= Requirements =
Arrange every line of the items below as a Markdown table with the columns Row and Line, numbering the rows and omitting blank lines. Leave the pictures out of the answer.

= Extracted entries =
▶

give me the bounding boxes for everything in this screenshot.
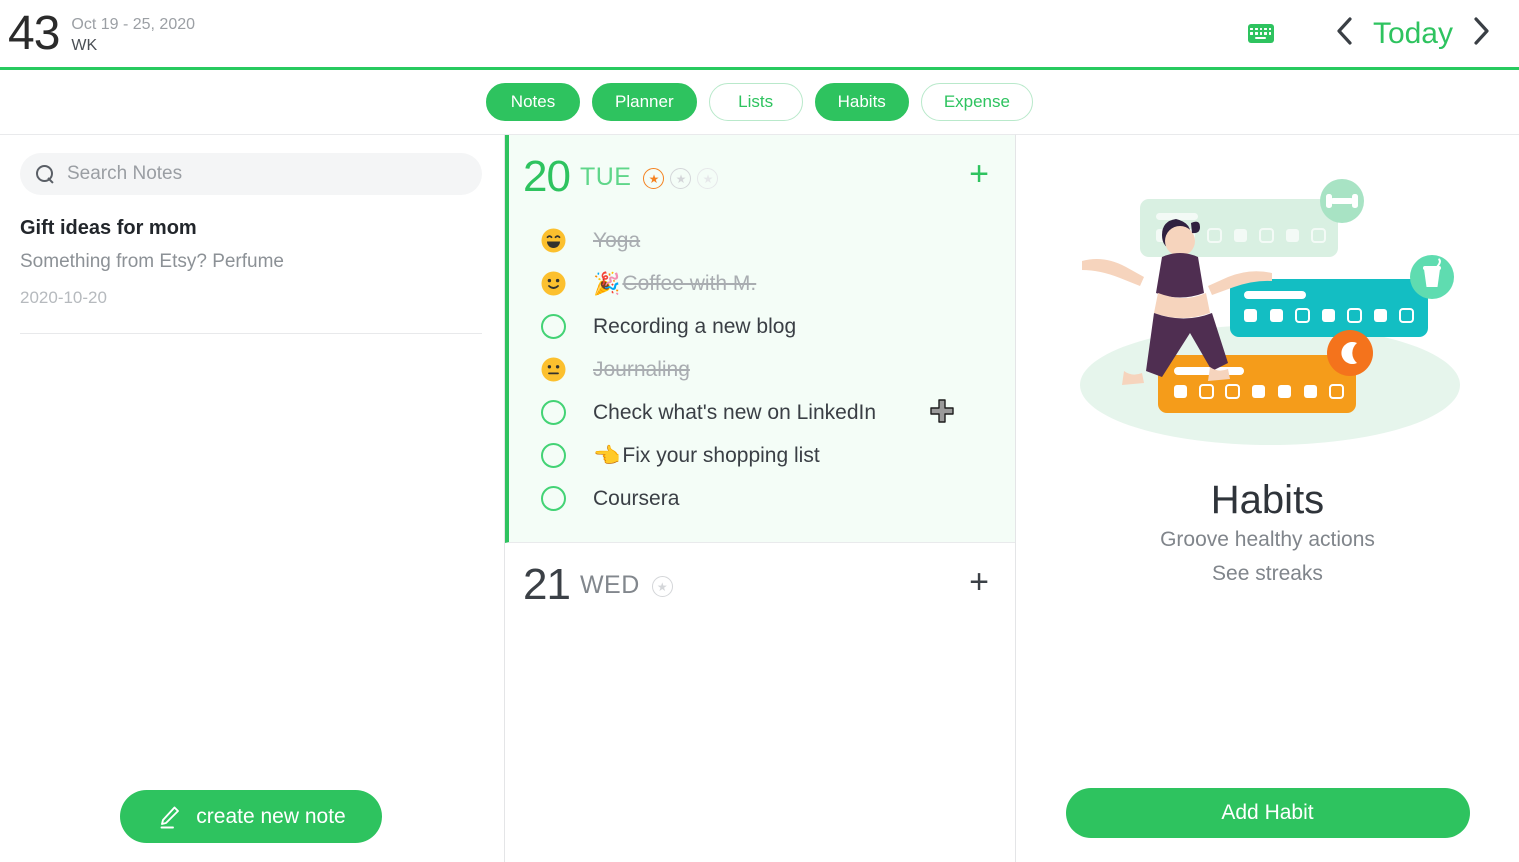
day-card-21: 21 WED ★ + <box>505 543 1015 621</box>
star-icon-empty[interactable]: ★ <box>670 168 692 189</box>
task-row[interactable]: 👈 Fix your shopping list <box>509 434 1015 477</box>
task-row[interactable]: Coursera <box>509 477 1015 520</box>
day-card-20: 20 TUE ★ ★ ★ + Yoga 🎉 Coffee with M. Rec… <box>505 135 1015 543</box>
day-header: 21 WED ★ + <box>509 543 1015 621</box>
search-icon <box>36 164 55 184</box>
mood-neutral-icon[interactable] <box>541 357 566 382</box>
note-divider <box>20 333 482 334</box>
task-label: Fix your shopping list <box>622 443 820 467</box>
day-header: 20 TUE ★ ★ ★ + <box>509 135 1015 213</box>
add-habit-button[interactable]: Add Habit <box>1065 788 1470 838</box>
task-row[interactable]: Check what's new on LinkedIn <box>509 391 1015 434</box>
add-task-button-21[interactable]: + <box>969 565 989 599</box>
day-star-rating: ★ <box>651 576 673 597</box>
today-button[interactable]: Today <box>1359 17 1467 51</box>
task-checkbox[interactable] <box>541 486 566 511</box>
task-checkbox[interactable] <box>541 400 566 425</box>
list-item[interactable]: Gift ideas for mom Something from Etsy? … <box>0 195 504 311</box>
previous-week-button[interactable] <box>1329 16 1359 52</box>
task-label: Coursera <box>593 486 680 510</box>
search-placeholder: Search Notes <box>67 163 183 184</box>
mood-smile-icon[interactable] <box>541 271 566 296</box>
task-checkbox[interactable] <box>541 443 566 468</box>
module-tabbar: Notes Planner Lists Habits Expense <box>0 70 1519 134</box>
week-indicator: 43 Oct 19 - 25, 2020 WK <box>0 7 195 61</box>
planner-panel: 20 TUE ★ ★ ★ + Yoga 🎉 Coffee with M. Rec… <box>505 134 1016 862</box>
task-label: Check what's new on LinkedIn <box>593 400 877 424</box>
notes-panel: Search Notes Gift ideas for mom Somethin… <box>0 134 505 862</box>
habits-illustration <box>1058 157 1478 462</box>
party-popper-emoji: 🎉 <box>593 270 621 296</box>
mood-grin-icon[interactable] <box>541 228 566 253</box>
next-week-button[interactable] <box>1467 16 1497 52</box>
create-note-label: create new note <box>196 804 346 828</box>
tab-habits[interactable]: Habits <box>814 83 909 121</box>
tab-lists[interactable]: Lists <box>708 83 803 121</box>
search-input[interactable]: Search Notes <box>20 153 482 195</box>
note-title: Gift ideas for mom <box>20 217 197 239</box>
tab-notes[interactable]: Notes <box>486 83 581 121</box>
week-number: 43 <box>8 6 60 60</box>
task-row[interactable]: Yoga <box>509 219 1015 262</box>
page-title: Habits <box>1210 478 1325 522</box>
star-icon-faint[interactable]: ★ <box>697 168 719 189</box>
habits-panel: Habits Groove healthy actions See streak… <box>1016 134 1519 862</box>
star-icon-filled[interactable]: ★ <box>643 168 665 189</box>
task-checkbox[interactable] <box>541 314 566 339</box>
add-task-button-20[interactable]: + <box>969 157 989 191</box>
day-star-rating: ★ ★ ★ <box>643 168 719 189</box>
task-label: Yoga <box>593 228 641 252</box>
tab-planner[interactable]: Planner <box>592 83 697 121</box>
week-date-range: Oct 19 - 25, 2020 <box>71 15 196 33</box>
task-list-20: Yoga 🎉 Coffee with M. Recording a new bl… <box>509 213 1015 542</box>
crosshair-cursor-icon <box>929 398 955 424</box>
note-snippet: Something from Etsy? Perfume <box>20 251 284 272</box>
main-content: Search Notes Gift ideas for mom Somethin… <box>0 134 1519 862</box>
week-unit-label: WK <box>71 36 98 54</box>
task-row[interactable]: Journaling <box>509 348 1015 391</box>
note-date: 2020-10-20 <box>20 288 107 307</box>
task-label: Coffee with M. <box>622 271 757 295</box>
habits-subtitle-line1: Groove healthy actions <box>1160 528 1375 551</box>
task-row[interactable]: 🎉 Coffee with M. <box>509 262 1015 305</box>
day-number: 21 <box>523 560 571 609</box>
day-weekday: WED <box>579 570 640 599</box>
create-new-note-button[interactable]: create new note <box>120 790 382 843</box>
day-number: 20 <box>523 152 571 201</box>
task-label: Recording a new blog <box>593 314 797 338</box>
task-row[interactable]: Recording a new blog <box>509 305 1015 348</box>
app-header: 43 Oct 19 - 25, 2020 WK Today <box>0 0 1519 70</box>
header-controls: Today <box>1247 16 1497 52</box>
keyboard-icon[interactable] <box>1247 24 1274 43</box>
pencil-icon <box>156 804 182 830</box>
star-icon-empty[interactable]: ★ <box>651 576 673 597</box>
habits-subtitle-line2: See streaks <box>1212 562 1323 585</box>
task-label: Journaling <box>593 357 690 381</box>
day-weekday: TUE <box>579 162 632 191</box>
tab-expense[interactable]: Expense <box>920 83 1033 121</box>
pointing-hand-emoji: 👈 <box>593 442 621 468</box>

◀

= Written solution =
| Row | Line |
|---|---|
| 1 | give me the bounding boxes for everything in this screenshot. |
| 2 | day-card-21: 21 WED ★ + <box>505 543 1015 621</box> |
| 3 | star-icon-empty[interactable]: ★ <box>670 168 692 189</box> |
| 4 | task-row[interactable]: 👈 Fix your shopping list <box>509 434 1015 477</box> |
| 5 | task-row[interactable]: Coursera <box>509 477 1015 520</box> |
| 6 | day-card-20: 20 TUE ★ ★ ★ + Yoga 🎉 Coffee with M. Rec… <box>505 135 1015 543</box> |
| 7 | day-header: 21 WED ★ + <box>509 543 1015 621</box> |
| 8 | search-icon <box>36 164 55 184</box> |
| 9 | mood-neutral-icon[interactable] <box>541 357 566 382</box> |
| 10 | note-divider <box>20 333 482 334</box> |
| 11 | task-label: Fix your shopping list <box>622 443 820 467</box> |
| 12 | day-header: 20 TUE ★ ★ ★ + <box>509 135 1015 213</box> |
| 13 | add-habit-button[interactable]: Add Habit <box>1065 788 1470 838</box> |
| 14 | task-row[interactable]: Check what's new on LinkedIn <box>509 391 1015 434</box> |
| 15 | add-task-button-21[interactable]: + <box>969 565 989 599</box> |
| 16 | day-star-rating: ★ <box>651 576 673 597</box> |
| 17 | today-button[interactable]: Today <box>1359 17 1467 51</box> |
| 18 | task-checkbox[interactable] <box>541 486 566 511</box> |
| 19 | task-checkbox[interactable] <box>541 400 566 425</box> |
| 20 | list-item[interactable]: Gift ideas for mom Something from Etsy? … <box>0 195 504 311</box> |
| 21 | previous-week-button[interactable] <box>1329 16 1359 52</box> |
| 22 | task-label: Coursera <box>593 486 680 510</box> |
| 23 | search-placeholder: Search Notes <box>67 163 183 184</box> |
| 24 | mood-smile-icon[interactable] <box>541 271 566 296</box> |
| 25 | task-checkbox[interactable] <box>541 443 566 468</box> |
| 26 | module-tabbar: Notes Planner Lists Habits Expense <box>0 70 1519 134</box> |
| 27 | week-indicator: 43 Oct 19 - 25, 2020 WK <box>0 7 195 61</box> |
| 28 | planner-panel: 20 TUE ★ ★ ★ + Yoga 🎉 Coffee with M. Rec… <box>505 134 1016 862</box> |
| 29 | task-label: Check what's new on LinkedIn <box>593 400 877 424</box> |
| 30 | notes-panel: Search Notes Gift ideas for mom Somethin… <box>0 134 505 862</box> |
| 31 | habits-illustration <box>1058 157 1478 462</box> |
| 32 | party-popper-emoji: 🎉 <box>593 270 621 296</box> |
| 33 | mood-grin-icon[interactable] <box>541 228 566 253</box> |
| 34 | next-week-button[interactable] <box>1467 16 1497 52</box> |
| 35 | create-note-label: create new note <box>196 804 346 828</box> |
| 36 | tab-habits[interactable]: Habits <box>814 83 909 121</box> |
| 37 | tab-lists[interactable]: Lists <box>708 83 803 121</box> |
| 38 | search-input[interactable]: Search Notes <box>20 153 482 195</box> |
| 39 | note-title: Gift ideas for mom <box>20 217 197 239</box> |
| 40 | tab-notes[interactable]: Notes <box>486 83 581 121</box> |
| 41 | week-number: 43 <box>8 6 60 60</box> |
| 42 | task-row[interactable]: Yoga <box>509 219 1015 262</box> |
| 43 | page-title: Habits <box>1210 478 1325 522</box> |
| 44 | star-icon-faint[interactable]: ★ <box>697 168 719 189</box> |
| 45 | habits-panel: Habits Groove healthy actions See streak… <box>1016 134 1519 862</box> |
| 46 | star-icon-filled[interactable]: ★ <box>643 168 665 189</box> |
| 47 | task-checkbox[interactable] <box>541 314 566 339</box> |
| 48 | add-task-button-20[interactable]: + <box>969 157 989 191</box> |
| 49 | day-star-rating: ★ ★ ★ <box>643 168 719 189</box> |
| 50 | task-label: Yoga <box>593 228 641 252</box> |
| 51 | tab-planner[interactable]: Planner <box>592 83 697 121</box> |
| 52 | week-date-range: Oct 19 - 25, 2020 <box>71 15 196 33</box> |
| 53 | task-list-20: Yoga 🎉 Coffee with M. Recording a new bl… <box>509 213 1015 542</box> |
| 54 | crosshair-cursor-icon <box>929 398 955 424</box> |
| 55 | note-snippet: Something from Etsy? Perfume <box>20 251 284 272</box> |
| 56 | main-content: Search Notes Gift ideas for mom Somethin… <box>0 134 1519 862</box> |
| 57 | week-unit-label: WK <box>71 36 98 54</box> |
| 58 | task-row[interactable]: Journaling <box>509 348 1015 391</box> |
| 59 | note-date: 2020-10-20 <box>20 288 107 307</box> |
| 60 | task-label: Coffee with M. <box>622 271 757 295</box> |
| 61 | habits-subtitle-line1: Groove healthy actions <box>1160 528 1375 551</box> |
| 62 | task-row[interactable]: 🎉 Coffee with M. <box>509 262 1015 305</box> |
| 63 | day-number: 21 <box>523 560 571 609</box> |
| 64 | day-weekday: WED <box>579 570 640 599</box> |
| 65 | create-new-note-button[interactable]: create new note <box>120 790 382 843</box> |
| 66 | day-number: 20 <box>523 152 571 201</box> |
| 67 | task-label: Recording a new blog <box>593 314 797 338</box> |
| 68 | task-row[interactable]: Recording a new blog <box>509 305 1015 348</box> |
| 69 | app-header: 43 Oct 19 - 25, 2020 WK Today <box>0 0 1519 70</box> |
| 70 | header-controls: Today <box>1247 16 1497 52</box> |
| 71 | keyboard-icon[interactable] <box>1247 24 1274 43</box> |
| 72 | pencil-icon <box>156 804 182 830</box> |
| 73 | star-icon-empty[interactable]: ★ <box>651 576 673 597</box> |
| 74 | habits-subtitle-line2: See streaks <box>1212 562 1323 585</box> |
| 75 | task-label: Journaling <box>593 357 690 381</box> |
| 76 | day-weekday: TUE <box>579 162 632 191</box> |
| 77 | tab-expense[interactable]: Expense <box>920 83 1033 121</box> |
| 78 | pointing-hand-emoji: 👈 <box>593 442 621 468</box> |